#### Instruction
Scan the records and identify every line in which the string "this" occurs, then return those lines.

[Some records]
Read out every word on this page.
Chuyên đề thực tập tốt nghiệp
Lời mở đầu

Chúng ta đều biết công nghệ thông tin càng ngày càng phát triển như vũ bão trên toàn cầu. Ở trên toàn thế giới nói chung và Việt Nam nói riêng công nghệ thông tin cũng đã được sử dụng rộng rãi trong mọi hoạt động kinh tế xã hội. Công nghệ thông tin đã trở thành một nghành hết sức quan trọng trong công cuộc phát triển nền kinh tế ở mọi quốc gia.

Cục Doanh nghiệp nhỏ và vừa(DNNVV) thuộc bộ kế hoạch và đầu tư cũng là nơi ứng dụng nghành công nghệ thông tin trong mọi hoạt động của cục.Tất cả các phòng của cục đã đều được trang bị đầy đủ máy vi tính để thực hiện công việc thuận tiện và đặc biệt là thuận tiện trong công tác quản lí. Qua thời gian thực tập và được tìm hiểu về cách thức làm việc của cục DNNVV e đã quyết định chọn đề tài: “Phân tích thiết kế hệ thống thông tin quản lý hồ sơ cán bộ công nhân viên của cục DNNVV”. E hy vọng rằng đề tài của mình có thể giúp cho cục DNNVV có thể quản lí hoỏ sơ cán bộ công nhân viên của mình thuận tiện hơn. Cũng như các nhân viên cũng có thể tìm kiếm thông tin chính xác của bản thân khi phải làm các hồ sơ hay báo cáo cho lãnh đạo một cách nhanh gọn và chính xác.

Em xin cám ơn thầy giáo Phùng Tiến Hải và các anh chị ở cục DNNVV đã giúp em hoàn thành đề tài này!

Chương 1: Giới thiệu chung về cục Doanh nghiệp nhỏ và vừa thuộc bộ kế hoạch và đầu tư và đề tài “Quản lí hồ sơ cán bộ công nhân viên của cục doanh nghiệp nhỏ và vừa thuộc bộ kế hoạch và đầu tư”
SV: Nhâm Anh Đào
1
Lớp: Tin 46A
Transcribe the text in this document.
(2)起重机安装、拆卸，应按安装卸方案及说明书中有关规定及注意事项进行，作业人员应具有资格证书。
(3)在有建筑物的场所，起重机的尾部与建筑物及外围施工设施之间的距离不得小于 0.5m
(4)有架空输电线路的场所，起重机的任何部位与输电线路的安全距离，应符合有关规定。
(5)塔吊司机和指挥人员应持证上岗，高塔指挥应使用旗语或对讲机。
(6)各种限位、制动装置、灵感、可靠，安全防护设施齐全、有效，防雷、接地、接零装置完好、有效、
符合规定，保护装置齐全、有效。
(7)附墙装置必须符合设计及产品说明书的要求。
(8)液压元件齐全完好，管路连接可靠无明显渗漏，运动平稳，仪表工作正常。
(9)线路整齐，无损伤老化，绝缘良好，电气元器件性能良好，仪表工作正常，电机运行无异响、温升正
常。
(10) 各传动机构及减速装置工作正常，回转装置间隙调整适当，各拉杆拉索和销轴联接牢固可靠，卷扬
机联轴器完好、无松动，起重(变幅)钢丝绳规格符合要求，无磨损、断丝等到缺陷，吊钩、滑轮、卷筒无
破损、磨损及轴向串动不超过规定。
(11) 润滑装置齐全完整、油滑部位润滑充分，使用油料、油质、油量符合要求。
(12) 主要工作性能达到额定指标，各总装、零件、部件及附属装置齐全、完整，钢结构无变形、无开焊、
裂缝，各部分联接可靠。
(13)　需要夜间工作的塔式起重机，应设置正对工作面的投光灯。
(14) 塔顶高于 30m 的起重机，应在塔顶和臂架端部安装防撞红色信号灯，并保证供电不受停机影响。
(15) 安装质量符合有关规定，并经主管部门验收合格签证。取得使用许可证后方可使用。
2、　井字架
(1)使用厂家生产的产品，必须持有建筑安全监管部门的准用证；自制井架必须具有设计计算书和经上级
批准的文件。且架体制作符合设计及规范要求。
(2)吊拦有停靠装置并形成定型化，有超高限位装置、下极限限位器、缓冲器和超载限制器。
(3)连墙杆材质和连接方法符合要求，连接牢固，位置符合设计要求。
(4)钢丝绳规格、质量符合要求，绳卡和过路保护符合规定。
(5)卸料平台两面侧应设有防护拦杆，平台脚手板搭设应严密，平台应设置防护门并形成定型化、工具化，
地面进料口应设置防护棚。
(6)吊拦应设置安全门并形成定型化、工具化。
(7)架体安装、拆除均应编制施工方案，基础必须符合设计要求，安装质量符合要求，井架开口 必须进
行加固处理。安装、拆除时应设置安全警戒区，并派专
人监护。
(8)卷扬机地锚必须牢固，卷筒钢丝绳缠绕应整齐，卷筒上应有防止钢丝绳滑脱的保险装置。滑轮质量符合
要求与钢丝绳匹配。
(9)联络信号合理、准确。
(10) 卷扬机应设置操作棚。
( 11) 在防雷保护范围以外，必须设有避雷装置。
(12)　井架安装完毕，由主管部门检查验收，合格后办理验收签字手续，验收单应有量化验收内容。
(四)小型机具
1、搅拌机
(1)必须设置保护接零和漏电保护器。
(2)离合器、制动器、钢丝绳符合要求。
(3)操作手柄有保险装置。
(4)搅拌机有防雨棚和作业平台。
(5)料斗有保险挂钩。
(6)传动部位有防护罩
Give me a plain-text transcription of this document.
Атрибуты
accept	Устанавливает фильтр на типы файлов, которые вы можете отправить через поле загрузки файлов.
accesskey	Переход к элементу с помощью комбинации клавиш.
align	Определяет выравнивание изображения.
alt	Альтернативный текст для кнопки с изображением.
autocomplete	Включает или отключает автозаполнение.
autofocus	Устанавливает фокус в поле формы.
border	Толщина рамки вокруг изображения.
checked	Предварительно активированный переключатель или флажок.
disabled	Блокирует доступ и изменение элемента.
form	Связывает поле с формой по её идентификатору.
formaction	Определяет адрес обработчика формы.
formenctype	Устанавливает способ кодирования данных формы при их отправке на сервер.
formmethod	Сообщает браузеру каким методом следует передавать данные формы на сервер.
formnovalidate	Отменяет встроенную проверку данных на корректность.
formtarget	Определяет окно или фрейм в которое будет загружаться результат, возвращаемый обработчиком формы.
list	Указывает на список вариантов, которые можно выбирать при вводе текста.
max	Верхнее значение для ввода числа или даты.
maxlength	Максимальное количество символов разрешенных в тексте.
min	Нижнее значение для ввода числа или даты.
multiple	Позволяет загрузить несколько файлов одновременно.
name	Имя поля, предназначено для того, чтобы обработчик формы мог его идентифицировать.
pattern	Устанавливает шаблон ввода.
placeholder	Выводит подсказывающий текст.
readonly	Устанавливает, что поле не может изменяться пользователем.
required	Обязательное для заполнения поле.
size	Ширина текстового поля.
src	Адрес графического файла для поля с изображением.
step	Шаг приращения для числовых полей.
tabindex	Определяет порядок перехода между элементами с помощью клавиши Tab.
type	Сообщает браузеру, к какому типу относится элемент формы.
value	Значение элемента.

#### Answer
Read out every word on this page.
Transcribe the text in this document.
Give me a plain-text transcription of this document.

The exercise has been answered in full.